=== TASK DIRECTIONS ===
Output the lines that follow exactly as they are.

Stored entries
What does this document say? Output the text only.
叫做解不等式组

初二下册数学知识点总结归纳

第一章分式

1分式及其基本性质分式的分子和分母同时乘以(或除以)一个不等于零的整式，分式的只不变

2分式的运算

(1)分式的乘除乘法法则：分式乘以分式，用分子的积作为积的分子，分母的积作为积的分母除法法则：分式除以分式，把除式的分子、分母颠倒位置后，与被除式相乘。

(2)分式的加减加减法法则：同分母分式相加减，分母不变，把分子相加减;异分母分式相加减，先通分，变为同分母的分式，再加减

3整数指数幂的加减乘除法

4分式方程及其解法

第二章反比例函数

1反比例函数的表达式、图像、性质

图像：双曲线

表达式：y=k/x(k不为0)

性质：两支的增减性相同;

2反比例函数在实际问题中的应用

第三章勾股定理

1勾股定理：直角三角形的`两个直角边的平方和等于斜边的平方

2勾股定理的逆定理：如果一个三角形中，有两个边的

=== RESPONSE FOR THIS EXERCISE ===
What does this document say? Output the text only.
叫做解不等式组

初二下册数学知识点总结归纳

第一章分式

1分式及其基本性质分式的分子和分母同时乘以(或除以)一个不等于零的整式，分式的只不变

2分式的运算

(1)分式的乘除乘法法则：分式乘以分式，用分子的积作为积的分子，分母的积作为积的分母除法法则：分式除以分式，把除式的分子、分母颠倒位置后，与被除式相乘。

(2)分式的加减加减法法则：同分母分式相加减，分母不变，把分子相加减;异分母分式相加减，先通分，变为同分母的分式，再加减

3整数指数幂的加减乘除法

4分式方程及其解法

第二章反比例函数

1反比例函数的表达式、图像、性质

图像：双曲线

表达式：y=k/x(k不为0)

性质：两支的增减性相同;

2反比例函数在实际问题中的应用

第三章勾股定理

1勾股定理：直角三角形的`两个直角边的平方和等于斜边的平方

2勾股定理的逆定理：如果一个三角形中，有两个边的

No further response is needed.